DIRECTIONS FOR THIS TASK:
Copy whichever lines contain the string "metric".

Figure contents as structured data
[BEGIN]

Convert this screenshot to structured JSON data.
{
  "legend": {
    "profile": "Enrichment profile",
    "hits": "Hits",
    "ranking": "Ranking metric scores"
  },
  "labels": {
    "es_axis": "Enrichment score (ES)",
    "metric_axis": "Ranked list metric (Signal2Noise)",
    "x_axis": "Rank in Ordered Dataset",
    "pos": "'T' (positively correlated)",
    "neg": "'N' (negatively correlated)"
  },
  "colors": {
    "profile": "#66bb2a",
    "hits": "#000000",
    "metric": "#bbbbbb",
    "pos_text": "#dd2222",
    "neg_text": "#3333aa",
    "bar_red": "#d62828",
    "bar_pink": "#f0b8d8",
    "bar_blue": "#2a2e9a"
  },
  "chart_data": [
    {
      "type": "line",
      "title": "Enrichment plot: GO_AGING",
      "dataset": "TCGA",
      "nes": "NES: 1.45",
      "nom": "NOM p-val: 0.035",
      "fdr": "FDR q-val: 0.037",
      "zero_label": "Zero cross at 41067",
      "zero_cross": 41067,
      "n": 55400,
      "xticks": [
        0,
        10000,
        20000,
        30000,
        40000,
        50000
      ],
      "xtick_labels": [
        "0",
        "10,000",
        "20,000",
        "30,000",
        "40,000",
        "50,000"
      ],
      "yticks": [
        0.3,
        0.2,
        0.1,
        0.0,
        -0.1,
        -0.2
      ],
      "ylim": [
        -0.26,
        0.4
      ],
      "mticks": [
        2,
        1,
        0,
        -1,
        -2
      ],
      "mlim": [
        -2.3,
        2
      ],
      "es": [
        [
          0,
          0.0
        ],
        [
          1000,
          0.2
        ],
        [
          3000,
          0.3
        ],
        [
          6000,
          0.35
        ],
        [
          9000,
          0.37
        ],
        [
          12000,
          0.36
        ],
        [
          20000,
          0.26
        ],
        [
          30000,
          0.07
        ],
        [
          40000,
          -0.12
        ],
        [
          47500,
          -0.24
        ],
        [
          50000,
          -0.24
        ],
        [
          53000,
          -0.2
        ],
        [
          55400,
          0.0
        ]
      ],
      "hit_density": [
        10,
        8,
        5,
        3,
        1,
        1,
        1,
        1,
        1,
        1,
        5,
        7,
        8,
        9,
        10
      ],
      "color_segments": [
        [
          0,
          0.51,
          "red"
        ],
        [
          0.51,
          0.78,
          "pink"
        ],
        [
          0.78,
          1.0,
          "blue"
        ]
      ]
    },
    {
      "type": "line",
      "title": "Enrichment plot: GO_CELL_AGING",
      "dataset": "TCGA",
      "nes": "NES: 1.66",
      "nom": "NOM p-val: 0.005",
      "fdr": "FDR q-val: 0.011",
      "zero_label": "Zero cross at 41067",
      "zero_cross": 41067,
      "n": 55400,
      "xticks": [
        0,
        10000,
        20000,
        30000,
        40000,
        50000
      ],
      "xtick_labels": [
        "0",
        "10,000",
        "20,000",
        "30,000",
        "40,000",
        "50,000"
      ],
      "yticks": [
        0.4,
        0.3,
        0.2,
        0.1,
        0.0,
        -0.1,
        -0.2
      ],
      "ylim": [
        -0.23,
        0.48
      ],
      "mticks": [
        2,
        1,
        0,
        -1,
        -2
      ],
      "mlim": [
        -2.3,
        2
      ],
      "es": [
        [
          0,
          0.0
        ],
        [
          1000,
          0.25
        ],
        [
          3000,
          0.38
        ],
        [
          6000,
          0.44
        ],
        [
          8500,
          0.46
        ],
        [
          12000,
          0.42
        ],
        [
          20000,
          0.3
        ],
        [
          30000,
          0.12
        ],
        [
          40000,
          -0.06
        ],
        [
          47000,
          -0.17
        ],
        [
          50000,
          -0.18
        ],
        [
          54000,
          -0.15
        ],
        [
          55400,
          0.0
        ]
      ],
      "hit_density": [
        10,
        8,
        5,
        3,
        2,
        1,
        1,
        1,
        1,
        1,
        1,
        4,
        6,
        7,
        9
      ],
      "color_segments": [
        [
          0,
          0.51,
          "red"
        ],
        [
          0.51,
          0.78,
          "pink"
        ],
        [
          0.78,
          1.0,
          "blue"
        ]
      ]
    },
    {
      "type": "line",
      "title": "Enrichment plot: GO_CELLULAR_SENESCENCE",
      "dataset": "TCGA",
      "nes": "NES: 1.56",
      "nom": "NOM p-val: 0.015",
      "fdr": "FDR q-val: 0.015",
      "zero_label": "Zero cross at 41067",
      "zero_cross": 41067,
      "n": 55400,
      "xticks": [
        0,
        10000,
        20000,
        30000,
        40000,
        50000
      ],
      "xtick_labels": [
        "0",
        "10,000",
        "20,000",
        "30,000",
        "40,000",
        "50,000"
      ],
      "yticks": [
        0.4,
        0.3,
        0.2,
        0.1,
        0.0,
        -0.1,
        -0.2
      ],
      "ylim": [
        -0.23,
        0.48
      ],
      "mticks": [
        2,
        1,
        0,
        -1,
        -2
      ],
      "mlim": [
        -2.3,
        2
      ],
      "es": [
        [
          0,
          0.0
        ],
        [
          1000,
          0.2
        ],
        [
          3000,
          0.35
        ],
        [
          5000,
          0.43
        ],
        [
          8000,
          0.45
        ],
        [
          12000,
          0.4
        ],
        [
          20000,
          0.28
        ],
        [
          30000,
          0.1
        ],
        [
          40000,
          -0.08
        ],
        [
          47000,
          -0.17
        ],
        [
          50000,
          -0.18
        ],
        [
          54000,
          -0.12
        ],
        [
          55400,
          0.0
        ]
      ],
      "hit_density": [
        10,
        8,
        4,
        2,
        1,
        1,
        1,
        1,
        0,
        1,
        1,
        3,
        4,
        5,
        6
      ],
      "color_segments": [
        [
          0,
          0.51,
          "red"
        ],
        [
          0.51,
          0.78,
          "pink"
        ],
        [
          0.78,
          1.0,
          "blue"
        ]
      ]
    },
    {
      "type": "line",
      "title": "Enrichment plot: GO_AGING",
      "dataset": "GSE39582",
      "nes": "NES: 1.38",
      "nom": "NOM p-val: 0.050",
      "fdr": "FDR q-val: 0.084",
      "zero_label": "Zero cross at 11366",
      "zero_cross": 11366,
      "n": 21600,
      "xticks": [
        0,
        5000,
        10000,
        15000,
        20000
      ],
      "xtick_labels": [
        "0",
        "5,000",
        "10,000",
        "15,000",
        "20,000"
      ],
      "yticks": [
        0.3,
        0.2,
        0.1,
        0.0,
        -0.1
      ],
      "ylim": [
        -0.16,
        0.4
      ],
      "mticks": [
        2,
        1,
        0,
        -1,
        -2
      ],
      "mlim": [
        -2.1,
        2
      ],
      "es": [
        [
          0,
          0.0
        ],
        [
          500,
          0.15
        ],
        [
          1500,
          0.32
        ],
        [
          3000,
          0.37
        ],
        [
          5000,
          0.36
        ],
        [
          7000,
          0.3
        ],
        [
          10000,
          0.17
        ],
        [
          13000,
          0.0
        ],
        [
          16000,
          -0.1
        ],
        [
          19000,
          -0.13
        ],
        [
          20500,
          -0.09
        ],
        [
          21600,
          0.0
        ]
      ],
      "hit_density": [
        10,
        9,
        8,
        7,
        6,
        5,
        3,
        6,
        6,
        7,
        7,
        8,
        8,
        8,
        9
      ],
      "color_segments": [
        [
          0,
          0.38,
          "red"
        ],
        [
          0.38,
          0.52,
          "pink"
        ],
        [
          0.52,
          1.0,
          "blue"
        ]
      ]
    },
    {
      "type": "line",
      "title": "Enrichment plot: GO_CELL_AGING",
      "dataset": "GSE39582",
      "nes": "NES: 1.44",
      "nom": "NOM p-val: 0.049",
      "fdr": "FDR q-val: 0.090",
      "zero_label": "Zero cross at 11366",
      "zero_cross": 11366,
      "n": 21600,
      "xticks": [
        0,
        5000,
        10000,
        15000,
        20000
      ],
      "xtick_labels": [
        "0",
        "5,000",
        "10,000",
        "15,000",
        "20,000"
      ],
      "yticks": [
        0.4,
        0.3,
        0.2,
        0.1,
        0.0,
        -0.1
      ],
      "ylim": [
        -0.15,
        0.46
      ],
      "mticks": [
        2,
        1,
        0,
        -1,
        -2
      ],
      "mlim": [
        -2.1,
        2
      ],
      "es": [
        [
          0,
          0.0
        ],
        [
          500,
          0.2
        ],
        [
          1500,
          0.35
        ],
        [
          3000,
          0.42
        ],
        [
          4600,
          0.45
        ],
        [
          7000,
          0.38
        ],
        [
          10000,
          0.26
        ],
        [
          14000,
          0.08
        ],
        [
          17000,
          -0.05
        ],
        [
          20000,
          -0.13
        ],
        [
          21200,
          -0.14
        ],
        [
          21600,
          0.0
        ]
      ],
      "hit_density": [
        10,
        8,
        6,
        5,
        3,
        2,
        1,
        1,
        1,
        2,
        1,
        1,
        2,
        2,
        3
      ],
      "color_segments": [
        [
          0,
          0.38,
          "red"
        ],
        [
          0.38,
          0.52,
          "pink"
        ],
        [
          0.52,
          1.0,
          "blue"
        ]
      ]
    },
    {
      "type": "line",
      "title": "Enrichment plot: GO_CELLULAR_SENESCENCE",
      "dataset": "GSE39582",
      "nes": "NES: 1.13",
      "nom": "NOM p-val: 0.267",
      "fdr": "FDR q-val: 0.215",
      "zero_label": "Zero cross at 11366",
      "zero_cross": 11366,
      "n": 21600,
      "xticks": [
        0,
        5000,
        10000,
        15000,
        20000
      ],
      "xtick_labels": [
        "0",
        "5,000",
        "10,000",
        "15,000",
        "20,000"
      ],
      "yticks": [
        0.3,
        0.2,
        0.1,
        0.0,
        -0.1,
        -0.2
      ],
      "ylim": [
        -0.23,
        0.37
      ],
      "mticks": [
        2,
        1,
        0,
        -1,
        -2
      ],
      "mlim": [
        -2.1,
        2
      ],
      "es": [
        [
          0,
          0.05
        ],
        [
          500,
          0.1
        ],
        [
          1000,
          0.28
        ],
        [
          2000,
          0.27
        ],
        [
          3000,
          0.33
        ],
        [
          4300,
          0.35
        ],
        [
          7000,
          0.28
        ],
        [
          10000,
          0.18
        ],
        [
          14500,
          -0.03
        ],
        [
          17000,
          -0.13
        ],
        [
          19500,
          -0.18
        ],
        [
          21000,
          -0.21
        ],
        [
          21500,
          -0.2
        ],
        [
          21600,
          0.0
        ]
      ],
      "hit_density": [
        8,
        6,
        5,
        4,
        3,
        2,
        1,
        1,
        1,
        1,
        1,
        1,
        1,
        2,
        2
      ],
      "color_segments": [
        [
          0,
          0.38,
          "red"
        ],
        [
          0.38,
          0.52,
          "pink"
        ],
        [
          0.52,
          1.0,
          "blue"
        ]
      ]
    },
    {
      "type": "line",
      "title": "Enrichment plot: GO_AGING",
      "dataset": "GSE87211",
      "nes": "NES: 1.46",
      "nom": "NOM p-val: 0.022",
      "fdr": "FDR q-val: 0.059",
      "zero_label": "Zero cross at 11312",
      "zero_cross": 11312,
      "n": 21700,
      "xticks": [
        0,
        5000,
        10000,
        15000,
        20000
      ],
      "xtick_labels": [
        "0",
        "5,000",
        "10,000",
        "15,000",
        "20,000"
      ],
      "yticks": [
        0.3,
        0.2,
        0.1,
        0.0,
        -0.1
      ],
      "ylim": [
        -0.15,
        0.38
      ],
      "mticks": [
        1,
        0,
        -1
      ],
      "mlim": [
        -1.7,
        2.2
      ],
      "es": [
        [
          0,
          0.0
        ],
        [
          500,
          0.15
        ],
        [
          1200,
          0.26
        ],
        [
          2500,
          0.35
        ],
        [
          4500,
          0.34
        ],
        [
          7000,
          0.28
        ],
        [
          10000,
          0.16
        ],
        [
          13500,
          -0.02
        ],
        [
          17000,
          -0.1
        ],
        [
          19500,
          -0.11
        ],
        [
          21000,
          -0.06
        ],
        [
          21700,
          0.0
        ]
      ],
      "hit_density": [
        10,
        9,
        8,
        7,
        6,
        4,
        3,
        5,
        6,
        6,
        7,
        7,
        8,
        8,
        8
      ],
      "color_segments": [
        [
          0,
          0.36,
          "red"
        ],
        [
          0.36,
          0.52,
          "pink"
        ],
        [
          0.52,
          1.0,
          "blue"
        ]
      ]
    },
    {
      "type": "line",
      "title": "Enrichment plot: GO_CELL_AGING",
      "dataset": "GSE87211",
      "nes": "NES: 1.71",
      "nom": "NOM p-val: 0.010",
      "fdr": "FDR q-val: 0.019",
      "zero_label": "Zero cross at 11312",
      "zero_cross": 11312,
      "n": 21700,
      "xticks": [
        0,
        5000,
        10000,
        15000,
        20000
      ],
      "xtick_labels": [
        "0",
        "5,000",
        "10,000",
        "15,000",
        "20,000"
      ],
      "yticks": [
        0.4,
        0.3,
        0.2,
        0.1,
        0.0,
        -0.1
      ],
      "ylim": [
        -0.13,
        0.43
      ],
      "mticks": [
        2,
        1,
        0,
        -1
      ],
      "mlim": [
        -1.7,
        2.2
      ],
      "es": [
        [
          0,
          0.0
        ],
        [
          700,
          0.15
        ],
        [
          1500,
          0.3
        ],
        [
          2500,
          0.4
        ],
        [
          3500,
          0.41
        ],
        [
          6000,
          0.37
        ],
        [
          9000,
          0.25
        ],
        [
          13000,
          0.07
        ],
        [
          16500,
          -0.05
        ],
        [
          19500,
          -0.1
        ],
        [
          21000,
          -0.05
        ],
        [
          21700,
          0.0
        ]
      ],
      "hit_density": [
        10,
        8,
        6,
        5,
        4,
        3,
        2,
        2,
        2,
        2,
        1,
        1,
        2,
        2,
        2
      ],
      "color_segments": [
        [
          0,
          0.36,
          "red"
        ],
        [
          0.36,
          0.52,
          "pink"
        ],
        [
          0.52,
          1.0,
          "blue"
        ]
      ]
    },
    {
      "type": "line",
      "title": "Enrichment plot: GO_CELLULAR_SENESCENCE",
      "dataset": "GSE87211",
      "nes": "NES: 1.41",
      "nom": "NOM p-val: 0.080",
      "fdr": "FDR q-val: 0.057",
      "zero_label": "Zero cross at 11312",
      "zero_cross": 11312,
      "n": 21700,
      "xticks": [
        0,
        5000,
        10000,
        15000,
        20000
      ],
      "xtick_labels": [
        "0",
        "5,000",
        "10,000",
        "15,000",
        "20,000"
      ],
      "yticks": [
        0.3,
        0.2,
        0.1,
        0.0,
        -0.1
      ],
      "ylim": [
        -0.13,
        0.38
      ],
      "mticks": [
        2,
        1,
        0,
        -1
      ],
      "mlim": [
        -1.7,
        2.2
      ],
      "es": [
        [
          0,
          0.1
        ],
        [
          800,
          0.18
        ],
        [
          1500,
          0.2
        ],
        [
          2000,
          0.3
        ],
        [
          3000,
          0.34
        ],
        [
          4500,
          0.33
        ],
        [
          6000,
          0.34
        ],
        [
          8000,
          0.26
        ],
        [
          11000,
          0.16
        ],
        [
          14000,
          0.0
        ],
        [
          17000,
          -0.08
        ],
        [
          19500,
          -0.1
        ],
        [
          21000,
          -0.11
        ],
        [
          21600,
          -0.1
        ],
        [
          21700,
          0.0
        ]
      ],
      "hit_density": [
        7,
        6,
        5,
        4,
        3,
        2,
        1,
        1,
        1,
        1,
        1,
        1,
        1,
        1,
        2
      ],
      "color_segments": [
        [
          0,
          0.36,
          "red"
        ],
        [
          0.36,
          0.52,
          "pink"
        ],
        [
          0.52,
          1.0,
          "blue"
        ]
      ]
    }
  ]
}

[END]

WRITTEN RESPONSE:
    "ranking": "Ranking metric scores"
    "metric_axis": "Ranked list metric (Signal2Noise)",
    "metric": "#bbbbbb",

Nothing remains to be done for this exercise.